Transcribe the material verbatim in full; the pictures do not belong in the copy.

##### Provided information

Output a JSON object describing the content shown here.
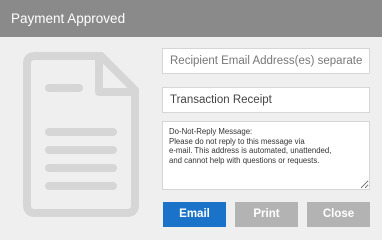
{
  "dialog": {
    "title": "Payment Approved"
  },
  "form": {
    "recipient_placeholder": "Recipient Email Address(es) separate w commas",
    "subject_value": "Transaction Receipt",
    "message_value": "Do-Not-Reply Message:\nPlease do not reply to this message via\ne-mail. This address is automated, unattended,\nand cannot help with questions or requests."
  },
  "buttons": {
    "email_label": "Email",
    "print_label": "Print",
    "close_label": "Close"
  },
  "colors": {
    "titlebar": "#8a8a8a",
    "primary_button": "#1a73c8",
    "secondary_button": "#b3b3b3",
    "icon": "#d6d6d6"
  },
  "icons": {
    "document": "document-icon"
  }
}
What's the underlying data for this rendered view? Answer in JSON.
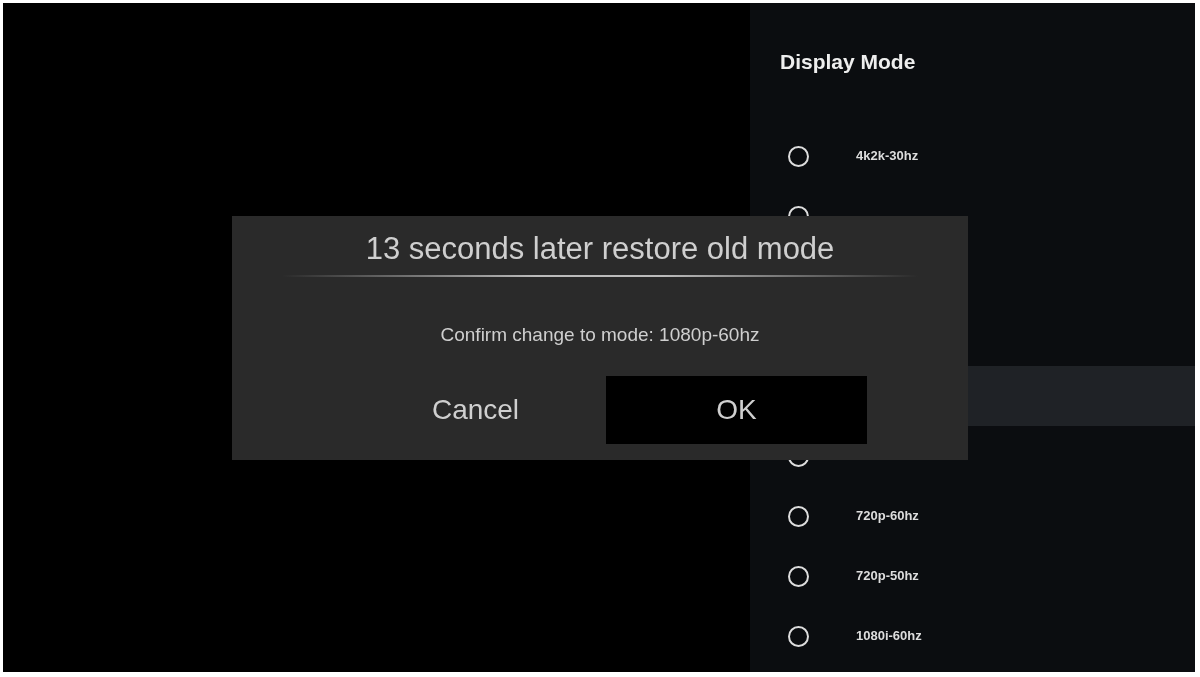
{
  "panel": {
    "title": "Display Mode",
    "modes": [
      {
        "kind": "radio",
        "label": "4k2k-30hz",
        "selected": false
      },
      {
        "kind": "radio",
        "selected": false
      },
      {
        "kind": "blank",
        "selected": false
      },
      {
        "kind": "blank",
        "selected": false
      },
      {
        "kind": "blank",
        "selected": true
      },
      {
        "kind": "radio",
        "selected": false
      },
      {
        "kind": "radio",
        "label": "720p-60hz",
        "selected": false
      },
      {
        "kind": "radio",
        "label": "720p-50hz",
        "selected": false
      },
      {
        "kind": "radio",
        "label": "1080i-60hz",
        "selected": false
      }
    ]
  },
  "dialog": {
    "title": "13 seconds later restore old mode",
    "message": "Confirm change to mode: 1080p-60hz",
    "buttons": [
      {
        "label": "Cancel",
        "focused": false
      },
      {
        "label": "OK",
        "focused": true
      }
    ]
  }
}
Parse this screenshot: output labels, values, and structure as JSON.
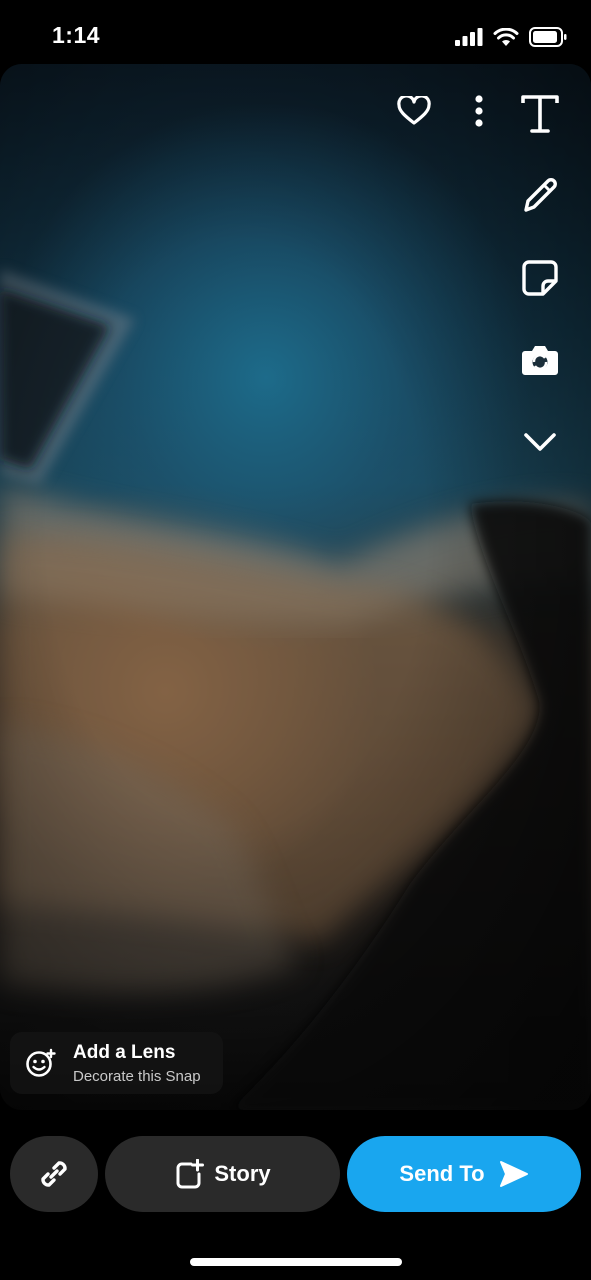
{
  "status_bar": {
    "time": "1:14",
    "icons": [
      "signal-icon",
      "wifi-icon",
      "battery-icon"
    ]
  },
  "top_tools": [
    "heart-icon",
    "more-icon"
  ],
  "side_tools": [
    "text-tool-icon",
    "pencil-icon",
    "sticker-icon",
    "camera-swap-icon",
    "chevron-down-icon"
  ],
  "lens": {
    "title": "Add a Lens",
    "subtitle": "Decorate this Snap",
    "icon": "lens-face-icon"
  },
  "bottom_bar": {
    "link_icon": "link-icon",
    "story_label": "Story",
    "story_icon": "add-story-icon",
    "send_label": "Send To",
    "send_icon": "send-arrow-icon"
  },
  "colors": {
    "send_button": "#19a6ef",
    "dark_button": "#2a2a2a"
  }
}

##########

# [Solved exercise]
Output a JSON object describing the content shown here.
{
  "dialog": {
    "title": "Payment Approved"
  },
  "form": {
    "recipient_placeholder": "Recipient Email Address(es) separate w commas",
    "subject_value": "Transaction Receipt",
    "message_value": "Do-Not-Reply Message:\nPlease do not reply to this message via\ne-mail. This address is automated, unattended,\nand cannot help with questions or requests."
  },
  "buttons": {
    "email_label": "Email",
    "print_label": "Print",
    "close_label": "Close"
  },
  "colors": {
    "titlebar": "#8a8a8a",
    "primary_button": "#1a73c8",
    "secondary_button": "#b3b3b3",
    "icon": "#d6d6d6"
  },
  "icons": {
    "document": "document-icon"
  }
}
What's the underlying data for this rendered view? Answer in JSON.
{
  "panel": {
    "title": "Display Mode",
    "modes": [
      {
        "kind": "radio",
        "label": "4k2k-30hz",
        "selected": false
      },
      {
        "kind": "radio",
        "selected": false
      },
      {
        "kind": "blank",
        "selected": false
      },
      {
        "kind": "blank",
        "selected": false
      },
      {
        "kind": "blank",
        "selected": true
      },
      {
        "kind": "radio",
        "selected": false
      },
      {
        "kind": "radio",
        "label": "720p-60hz",
        "selected": false
      },
      {
        "kind": "radio",
        "label": "720p-50hz",
        "selected": false
      },
      {
        "kind": "radio",
        "label": "1080i-60hz",
        "selected": false
      }
    ]
  },
  "dialog": {
    "title": "13 seconds later restore old mode",
    "message": "Confirm change to mode: 1080p-60hz",
    "buttons": [
      {
        "label": "Cancel",
        "focused": false
      },
      {
        "label": "OK",
        "focused": true
      }
    ]
  }
}
Parse this screenshot: output labels, values, and structure as JSON.
{
  "status_bar": {
    "time": "1:14",
    "icons": [
      "signal-icon",
      "wifi-icon",
      "battery-icon"
    ]
  },
  "top_tools": [
    "heart-icon",
    "more-icon"
  ],
  "side_tools": [
    "text-tool-icon",
    "pencil-icon",
    "sticker-icon",
    "camera-swap-icon",
    "chevron-down-icon"
  ],
  "lens": {
    "title": "Add a Lens",
    "subtitle": "Decorate this Snap",
    "icon": "lens-face-icon"
  },
  "bottom_bar": {
    "link_icon": "link-icon",
    "story_label": "Story",
    "story_icon": "add-story-icon",
    "send_label": "Send To",
    "send_icon": "send-arrow-icon"
  },
  "colors": {
    "send_button": "#19a6ef",
    "dark_button": "#2a2a2a"
  }
}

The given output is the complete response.